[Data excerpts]
**********

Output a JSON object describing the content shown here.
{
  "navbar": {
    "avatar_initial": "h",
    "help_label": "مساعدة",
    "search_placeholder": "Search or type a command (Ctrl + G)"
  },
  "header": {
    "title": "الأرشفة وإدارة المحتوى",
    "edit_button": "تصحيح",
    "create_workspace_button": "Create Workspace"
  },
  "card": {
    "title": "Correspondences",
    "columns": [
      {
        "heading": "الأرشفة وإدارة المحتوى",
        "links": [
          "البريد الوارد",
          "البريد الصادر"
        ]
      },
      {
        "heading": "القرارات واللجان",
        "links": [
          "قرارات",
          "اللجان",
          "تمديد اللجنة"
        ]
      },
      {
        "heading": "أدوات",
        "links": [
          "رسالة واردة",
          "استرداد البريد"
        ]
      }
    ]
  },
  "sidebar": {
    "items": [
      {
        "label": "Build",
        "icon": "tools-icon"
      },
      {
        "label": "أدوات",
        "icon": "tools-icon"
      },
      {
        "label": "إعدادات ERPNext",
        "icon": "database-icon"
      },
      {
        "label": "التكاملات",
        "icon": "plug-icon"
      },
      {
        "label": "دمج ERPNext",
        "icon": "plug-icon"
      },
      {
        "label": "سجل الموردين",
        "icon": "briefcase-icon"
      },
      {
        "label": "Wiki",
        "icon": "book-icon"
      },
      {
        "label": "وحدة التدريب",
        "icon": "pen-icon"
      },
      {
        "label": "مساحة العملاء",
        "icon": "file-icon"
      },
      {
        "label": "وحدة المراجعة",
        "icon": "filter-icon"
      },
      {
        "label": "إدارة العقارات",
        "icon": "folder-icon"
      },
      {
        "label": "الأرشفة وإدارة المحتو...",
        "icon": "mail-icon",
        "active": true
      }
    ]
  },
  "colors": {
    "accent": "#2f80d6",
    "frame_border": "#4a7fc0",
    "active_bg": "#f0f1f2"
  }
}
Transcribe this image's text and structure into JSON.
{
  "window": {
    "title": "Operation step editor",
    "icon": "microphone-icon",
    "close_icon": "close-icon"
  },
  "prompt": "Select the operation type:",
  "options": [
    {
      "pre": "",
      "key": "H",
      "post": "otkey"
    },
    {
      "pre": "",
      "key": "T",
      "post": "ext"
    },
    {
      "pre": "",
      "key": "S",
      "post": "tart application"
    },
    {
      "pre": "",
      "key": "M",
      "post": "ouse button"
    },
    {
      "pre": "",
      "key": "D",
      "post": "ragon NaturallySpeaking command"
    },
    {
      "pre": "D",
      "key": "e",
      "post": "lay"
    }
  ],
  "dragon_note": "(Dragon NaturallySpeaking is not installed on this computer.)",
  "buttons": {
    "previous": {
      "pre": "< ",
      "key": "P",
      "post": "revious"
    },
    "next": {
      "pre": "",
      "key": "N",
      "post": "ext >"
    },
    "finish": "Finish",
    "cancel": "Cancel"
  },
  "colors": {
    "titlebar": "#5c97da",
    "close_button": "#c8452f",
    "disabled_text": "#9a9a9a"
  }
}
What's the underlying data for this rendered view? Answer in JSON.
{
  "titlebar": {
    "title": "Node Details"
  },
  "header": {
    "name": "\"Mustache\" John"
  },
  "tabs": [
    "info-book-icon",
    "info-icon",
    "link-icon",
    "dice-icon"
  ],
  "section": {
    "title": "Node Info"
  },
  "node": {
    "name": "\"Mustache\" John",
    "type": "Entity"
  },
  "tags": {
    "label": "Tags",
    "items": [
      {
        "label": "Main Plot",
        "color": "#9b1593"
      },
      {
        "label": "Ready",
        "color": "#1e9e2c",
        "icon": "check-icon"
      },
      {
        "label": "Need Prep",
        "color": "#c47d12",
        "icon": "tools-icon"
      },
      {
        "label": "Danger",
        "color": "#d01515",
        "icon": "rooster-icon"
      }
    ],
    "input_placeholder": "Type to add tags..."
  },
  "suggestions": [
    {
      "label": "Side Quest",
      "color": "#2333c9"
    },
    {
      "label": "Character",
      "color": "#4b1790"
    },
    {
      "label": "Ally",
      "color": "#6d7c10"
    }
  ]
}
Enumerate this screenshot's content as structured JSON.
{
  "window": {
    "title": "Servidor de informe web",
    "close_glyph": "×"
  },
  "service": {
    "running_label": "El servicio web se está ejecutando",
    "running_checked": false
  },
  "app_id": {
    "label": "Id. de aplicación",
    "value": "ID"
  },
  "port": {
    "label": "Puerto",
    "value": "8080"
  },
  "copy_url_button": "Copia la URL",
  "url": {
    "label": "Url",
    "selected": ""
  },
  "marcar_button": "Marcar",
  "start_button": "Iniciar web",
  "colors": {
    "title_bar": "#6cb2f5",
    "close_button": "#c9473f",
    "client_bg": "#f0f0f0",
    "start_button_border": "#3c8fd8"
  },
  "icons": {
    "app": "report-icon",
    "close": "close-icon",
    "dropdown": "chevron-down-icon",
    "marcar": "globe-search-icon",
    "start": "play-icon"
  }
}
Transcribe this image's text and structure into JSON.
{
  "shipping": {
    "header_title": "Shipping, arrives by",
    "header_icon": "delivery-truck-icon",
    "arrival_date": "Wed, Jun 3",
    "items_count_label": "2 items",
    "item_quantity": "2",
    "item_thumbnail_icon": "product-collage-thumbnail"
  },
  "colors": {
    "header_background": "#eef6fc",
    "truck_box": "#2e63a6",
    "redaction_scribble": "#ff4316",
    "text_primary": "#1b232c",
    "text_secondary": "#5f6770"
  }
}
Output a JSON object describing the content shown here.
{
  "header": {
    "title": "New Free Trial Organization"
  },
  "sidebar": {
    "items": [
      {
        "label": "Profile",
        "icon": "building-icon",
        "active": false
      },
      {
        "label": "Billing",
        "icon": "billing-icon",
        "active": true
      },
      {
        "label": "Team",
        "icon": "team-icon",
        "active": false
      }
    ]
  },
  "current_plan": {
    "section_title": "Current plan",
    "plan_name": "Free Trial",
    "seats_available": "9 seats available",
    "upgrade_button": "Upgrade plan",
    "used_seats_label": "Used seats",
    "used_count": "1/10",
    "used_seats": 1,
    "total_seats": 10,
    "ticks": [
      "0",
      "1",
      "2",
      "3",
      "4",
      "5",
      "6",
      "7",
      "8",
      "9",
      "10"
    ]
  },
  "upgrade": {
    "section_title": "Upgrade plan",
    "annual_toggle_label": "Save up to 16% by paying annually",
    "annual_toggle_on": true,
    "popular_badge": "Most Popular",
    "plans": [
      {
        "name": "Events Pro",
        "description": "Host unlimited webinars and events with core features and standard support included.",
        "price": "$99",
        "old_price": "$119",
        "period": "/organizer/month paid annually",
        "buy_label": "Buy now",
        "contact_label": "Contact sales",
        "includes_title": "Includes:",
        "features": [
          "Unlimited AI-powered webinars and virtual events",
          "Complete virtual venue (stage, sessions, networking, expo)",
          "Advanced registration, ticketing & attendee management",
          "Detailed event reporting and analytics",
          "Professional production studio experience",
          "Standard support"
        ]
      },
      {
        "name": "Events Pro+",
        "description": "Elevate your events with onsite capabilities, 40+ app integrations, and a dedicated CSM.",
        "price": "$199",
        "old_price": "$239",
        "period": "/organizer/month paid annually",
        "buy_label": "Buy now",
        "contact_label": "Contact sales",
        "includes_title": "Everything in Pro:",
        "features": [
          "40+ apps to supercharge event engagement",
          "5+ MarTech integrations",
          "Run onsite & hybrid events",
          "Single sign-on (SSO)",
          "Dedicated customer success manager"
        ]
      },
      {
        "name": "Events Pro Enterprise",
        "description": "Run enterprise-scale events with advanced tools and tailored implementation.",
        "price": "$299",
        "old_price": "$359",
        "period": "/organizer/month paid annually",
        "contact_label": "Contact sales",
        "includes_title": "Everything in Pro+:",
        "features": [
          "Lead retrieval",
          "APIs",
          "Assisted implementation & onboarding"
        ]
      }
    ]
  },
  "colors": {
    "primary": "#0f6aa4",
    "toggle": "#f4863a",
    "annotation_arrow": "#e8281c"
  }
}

**********

Given request:
From the listing above, collect each line in which the string "integrations" appears.

Reply:
        "description": "Elevate your events with onsite capabilities, 40+ app integrations, and a dedicated CSM.",
          "5+ MarTech integrations",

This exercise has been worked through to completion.